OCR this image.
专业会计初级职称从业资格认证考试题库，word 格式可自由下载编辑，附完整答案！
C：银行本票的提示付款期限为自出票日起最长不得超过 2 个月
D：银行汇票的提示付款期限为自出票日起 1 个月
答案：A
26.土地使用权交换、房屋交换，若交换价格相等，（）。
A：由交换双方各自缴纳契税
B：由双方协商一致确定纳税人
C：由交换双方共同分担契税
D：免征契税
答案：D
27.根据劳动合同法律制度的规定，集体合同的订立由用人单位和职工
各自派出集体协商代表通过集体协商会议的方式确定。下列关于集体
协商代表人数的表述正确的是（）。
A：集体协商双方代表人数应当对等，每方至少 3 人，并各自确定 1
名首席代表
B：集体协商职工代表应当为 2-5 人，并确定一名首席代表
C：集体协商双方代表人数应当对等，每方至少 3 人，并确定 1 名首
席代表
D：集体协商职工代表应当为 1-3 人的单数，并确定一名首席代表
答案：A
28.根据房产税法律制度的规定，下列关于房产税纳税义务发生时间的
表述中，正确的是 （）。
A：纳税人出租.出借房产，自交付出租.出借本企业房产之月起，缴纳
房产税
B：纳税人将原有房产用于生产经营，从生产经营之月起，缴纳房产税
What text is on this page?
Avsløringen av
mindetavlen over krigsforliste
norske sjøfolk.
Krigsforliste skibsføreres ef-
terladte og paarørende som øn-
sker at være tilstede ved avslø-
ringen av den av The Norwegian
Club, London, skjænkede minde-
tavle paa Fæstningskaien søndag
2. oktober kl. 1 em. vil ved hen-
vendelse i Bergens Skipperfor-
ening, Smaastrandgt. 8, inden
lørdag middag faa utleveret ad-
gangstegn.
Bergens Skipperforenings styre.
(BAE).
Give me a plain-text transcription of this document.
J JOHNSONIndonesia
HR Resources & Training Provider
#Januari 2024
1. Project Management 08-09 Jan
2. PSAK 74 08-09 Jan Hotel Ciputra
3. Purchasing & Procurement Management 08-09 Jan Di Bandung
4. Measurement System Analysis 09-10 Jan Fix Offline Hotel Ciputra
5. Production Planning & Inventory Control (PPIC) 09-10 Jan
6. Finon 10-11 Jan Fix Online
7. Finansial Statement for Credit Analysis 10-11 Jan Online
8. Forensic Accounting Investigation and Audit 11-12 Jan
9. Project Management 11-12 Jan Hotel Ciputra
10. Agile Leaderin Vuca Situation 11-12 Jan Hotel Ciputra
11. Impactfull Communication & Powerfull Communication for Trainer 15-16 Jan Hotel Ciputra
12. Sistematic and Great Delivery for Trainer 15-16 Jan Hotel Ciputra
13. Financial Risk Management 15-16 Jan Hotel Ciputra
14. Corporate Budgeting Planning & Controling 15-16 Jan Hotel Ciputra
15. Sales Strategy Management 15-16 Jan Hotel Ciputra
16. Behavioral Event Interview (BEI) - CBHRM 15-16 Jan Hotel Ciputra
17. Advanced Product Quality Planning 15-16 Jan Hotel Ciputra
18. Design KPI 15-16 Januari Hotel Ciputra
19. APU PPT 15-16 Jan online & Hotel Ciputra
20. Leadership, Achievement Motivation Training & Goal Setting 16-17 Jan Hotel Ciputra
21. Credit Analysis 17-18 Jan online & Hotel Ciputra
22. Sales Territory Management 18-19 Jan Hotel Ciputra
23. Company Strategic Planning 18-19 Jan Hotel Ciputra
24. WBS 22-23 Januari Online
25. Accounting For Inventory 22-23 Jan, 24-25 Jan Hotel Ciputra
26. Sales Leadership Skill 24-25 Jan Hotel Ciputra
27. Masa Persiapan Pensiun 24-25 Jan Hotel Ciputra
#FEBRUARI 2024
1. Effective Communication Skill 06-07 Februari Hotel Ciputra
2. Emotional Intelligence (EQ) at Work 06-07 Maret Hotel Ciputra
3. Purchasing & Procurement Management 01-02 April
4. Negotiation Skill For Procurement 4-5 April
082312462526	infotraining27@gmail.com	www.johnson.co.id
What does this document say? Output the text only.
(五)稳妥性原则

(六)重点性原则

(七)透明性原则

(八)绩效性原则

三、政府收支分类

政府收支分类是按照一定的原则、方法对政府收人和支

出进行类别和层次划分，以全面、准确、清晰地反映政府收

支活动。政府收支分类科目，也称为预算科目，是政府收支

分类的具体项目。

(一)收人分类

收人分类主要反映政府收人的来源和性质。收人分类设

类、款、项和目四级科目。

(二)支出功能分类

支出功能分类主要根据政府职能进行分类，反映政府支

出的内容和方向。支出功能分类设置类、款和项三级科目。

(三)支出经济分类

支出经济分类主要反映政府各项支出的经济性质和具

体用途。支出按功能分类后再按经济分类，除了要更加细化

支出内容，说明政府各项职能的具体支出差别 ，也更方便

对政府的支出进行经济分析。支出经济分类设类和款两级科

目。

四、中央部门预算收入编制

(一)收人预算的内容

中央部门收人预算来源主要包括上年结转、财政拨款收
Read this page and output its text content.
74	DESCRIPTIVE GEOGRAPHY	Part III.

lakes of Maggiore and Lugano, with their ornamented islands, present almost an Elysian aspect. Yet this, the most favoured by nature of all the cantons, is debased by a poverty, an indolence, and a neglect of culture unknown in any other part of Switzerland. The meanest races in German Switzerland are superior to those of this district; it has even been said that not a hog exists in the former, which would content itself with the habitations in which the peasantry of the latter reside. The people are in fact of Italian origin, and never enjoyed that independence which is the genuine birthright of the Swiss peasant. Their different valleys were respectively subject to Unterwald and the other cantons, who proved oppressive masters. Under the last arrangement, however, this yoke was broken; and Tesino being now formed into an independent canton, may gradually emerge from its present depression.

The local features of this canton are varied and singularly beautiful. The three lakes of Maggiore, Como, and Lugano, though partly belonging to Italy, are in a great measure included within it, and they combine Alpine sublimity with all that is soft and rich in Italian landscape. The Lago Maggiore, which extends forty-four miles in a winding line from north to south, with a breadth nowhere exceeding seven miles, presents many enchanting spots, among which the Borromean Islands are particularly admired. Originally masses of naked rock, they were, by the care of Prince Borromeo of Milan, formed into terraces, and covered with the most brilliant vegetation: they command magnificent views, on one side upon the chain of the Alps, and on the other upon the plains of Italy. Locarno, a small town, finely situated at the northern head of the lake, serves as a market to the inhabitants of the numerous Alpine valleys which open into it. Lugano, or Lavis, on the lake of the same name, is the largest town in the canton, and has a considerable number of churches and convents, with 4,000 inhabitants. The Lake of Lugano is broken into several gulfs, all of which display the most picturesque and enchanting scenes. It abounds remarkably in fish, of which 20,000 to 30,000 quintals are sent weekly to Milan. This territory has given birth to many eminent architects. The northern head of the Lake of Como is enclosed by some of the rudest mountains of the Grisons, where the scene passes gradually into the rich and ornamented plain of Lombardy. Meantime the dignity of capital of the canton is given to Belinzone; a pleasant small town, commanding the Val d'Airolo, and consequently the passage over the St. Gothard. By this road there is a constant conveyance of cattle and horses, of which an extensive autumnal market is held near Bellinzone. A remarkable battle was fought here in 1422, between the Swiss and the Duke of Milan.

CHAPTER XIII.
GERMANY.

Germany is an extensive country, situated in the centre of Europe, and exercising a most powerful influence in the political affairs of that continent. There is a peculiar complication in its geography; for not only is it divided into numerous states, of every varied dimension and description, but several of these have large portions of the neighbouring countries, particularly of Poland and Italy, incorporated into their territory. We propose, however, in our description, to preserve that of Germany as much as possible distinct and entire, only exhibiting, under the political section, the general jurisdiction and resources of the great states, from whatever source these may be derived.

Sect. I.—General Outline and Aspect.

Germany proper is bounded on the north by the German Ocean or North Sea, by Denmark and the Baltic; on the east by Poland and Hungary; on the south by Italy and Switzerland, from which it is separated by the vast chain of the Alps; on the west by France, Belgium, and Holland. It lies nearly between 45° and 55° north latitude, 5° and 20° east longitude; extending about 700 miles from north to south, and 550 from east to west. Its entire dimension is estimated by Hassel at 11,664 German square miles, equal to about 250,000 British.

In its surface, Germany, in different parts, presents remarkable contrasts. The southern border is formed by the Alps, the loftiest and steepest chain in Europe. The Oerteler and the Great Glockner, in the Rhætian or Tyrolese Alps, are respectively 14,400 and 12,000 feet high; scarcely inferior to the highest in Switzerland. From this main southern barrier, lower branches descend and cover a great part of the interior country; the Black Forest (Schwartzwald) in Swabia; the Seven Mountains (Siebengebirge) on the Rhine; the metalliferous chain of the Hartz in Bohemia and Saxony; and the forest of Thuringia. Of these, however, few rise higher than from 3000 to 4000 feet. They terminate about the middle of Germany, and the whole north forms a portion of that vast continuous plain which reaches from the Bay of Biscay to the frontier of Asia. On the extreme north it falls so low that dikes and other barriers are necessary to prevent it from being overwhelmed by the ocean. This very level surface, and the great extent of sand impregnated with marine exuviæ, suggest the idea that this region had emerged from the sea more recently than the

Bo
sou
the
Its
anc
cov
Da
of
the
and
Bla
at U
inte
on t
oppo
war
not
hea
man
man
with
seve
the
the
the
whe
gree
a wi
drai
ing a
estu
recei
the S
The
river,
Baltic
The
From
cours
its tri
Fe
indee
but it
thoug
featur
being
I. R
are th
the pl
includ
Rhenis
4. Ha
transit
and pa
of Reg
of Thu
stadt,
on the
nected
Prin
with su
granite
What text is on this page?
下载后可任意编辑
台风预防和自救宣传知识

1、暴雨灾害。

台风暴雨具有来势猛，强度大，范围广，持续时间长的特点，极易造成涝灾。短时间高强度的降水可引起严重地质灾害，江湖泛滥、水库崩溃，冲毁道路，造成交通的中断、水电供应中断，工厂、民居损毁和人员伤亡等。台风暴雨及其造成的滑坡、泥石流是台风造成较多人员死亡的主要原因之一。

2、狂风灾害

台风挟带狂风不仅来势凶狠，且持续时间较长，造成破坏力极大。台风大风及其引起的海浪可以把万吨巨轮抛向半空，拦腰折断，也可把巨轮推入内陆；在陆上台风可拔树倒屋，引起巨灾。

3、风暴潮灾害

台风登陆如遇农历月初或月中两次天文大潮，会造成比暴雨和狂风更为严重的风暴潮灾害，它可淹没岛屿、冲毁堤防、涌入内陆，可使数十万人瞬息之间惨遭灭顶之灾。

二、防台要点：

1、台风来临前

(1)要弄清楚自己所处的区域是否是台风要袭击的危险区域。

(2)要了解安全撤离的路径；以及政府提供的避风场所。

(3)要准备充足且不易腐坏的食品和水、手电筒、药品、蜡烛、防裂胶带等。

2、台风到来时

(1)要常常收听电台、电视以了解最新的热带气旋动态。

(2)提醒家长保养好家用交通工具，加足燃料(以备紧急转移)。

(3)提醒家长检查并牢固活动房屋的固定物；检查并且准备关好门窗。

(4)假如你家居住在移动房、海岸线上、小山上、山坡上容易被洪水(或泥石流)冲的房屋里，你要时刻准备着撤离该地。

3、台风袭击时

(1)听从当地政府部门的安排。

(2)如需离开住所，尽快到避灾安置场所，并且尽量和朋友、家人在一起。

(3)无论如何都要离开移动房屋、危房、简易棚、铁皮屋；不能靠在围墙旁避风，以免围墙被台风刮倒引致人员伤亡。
================================
Copy out each line of the data where the string "document" appears.

Give me a plain-text transcription of this document.
What does this document say? Output the text only.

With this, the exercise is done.